====== Information supplied ======
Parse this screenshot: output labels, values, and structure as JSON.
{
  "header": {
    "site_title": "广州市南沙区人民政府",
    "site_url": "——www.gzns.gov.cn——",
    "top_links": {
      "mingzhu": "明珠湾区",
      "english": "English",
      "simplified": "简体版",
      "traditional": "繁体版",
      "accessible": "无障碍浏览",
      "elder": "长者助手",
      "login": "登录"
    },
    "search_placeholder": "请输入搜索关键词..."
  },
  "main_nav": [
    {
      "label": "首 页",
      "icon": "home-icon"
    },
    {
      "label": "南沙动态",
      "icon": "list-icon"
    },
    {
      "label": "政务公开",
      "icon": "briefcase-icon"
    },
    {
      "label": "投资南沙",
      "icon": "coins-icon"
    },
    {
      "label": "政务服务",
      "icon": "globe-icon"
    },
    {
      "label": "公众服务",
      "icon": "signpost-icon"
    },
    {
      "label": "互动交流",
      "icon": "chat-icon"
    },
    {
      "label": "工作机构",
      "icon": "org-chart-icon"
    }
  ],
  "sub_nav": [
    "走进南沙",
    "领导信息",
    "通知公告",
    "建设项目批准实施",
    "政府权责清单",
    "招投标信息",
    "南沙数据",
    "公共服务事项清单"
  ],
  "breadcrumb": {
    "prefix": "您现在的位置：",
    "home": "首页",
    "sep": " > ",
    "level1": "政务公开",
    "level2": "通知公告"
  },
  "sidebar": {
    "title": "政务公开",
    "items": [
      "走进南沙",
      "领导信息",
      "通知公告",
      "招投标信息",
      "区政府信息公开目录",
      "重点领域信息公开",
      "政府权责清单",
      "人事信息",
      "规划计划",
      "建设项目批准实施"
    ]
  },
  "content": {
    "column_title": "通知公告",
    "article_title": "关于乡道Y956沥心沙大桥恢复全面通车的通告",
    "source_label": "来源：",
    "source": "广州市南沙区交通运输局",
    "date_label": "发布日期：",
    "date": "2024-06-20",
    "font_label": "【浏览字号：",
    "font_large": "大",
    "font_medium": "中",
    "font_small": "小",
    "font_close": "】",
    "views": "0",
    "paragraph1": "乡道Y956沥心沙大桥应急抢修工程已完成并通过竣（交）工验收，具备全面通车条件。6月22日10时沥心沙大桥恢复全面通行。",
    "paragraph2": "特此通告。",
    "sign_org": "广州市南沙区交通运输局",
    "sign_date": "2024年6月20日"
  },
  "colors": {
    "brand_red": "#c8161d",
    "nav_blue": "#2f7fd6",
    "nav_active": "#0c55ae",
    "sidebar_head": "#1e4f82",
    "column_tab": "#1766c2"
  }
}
======
#### [Task to carry out]
Return all of the data word for word.

#### [Result for this task]
Parse this screenshot: output labels, values, and structure as JSON.
{
  "header": {
    "site_title": "广州市南沙区人民政府",
    "site_url": "——www.gzns.gov.cn——",
    "top_links": {
      "mingzhu": "明珠湾区",
      "english": "English",
      "simplified": "简体版",
      "traditional": "繁体版",
      "accessible": "无障碍浏览",
      "elder": "长者助手",
      "login": "登录"
    },
    "search_placeholder": "请输入搜索关键词..."
  },
  "main_nav": [
    {
      "label": "首 页",
      "icon": "home-icon"
    },
    {
      "label": "南沙动态",
      "icon": "list-icon"
    },
    {
      "label": "政务公开",
      "icon": "briefcase-icon"
    },
    {
      "label": "投资南沙",
      "icon": "coins-icon"
    },
    {
      "label": "政务服务",
      "icon": "globe-icon"
    },
    {
      "label": "公众服务",
      "icon": "signpost-icon"
    },
    {
      "label": "互动交流",
      "icon": "chat-icon"
    },
    {
      "label": "工作机构",
      "icon": "org-chart-icon"
    }
  ],
  "sub_nav": [
    "走进南沙",
    "领导信息",
    "通知公告",
    "建设项目批准实施",
    "政府权责清单",
    "招投标信息",
    "南沙数据",
    "公共服务事项清单"
  ],
  "breadcrumb": {
    "prefix": "您现在的位置：",
    "home": "首页",
    "sep": " > ",
    "level1": "政务公开",
    "level2": "通知公告"
  },
  "sidebar": {
    "title": "政务公开",
    "items": [
      "走进南沙",
      "领导信息",
      "通知公告",
      "招投标信息",
      "区政府信息公开目录",
      "重点领域信息公开",
      "政府权责清单",
      "人事信息",
      "规划计划",
      "建设项目批准实施"
    ]
  },
  "content": {
    "column_title": "通知公告",
    "article_title": "关于乡道Y956沥心沙大桥恢复全面通车的通告",
    "source_label": "来源：",
    "source": "广州市南沙区交通运输局",
    "date_label": "发布日期：",
    "date": "2024-06-20",
    "font_label": "【浏览字号：",
    "font_large": "大",
    "font_medium": "中",
    "font_small": "小",
    "font_close": "】",
    "views": "0",
    "paragraph1": "乡道Y956沥心沙大桥应急抢修工程已完成并通过竣（交）工验收，具备全面通车条件。6月22日10时沥心沙大桥恢复全面通行。",
    "paragraph2": "特此通告。",
    "sign_org": "广州市南沙区交通运输局",
    "sign_date": "2024年6月20日"
  },
  "colors": {
    "brand_red": "#c8161d",
    "nav_blue": "#2f7fd6",
    "nav_active": "#0c55ae",
    "sidebar_head": "#1e4f82",
    "column_tab": "#1766c2"
  }
}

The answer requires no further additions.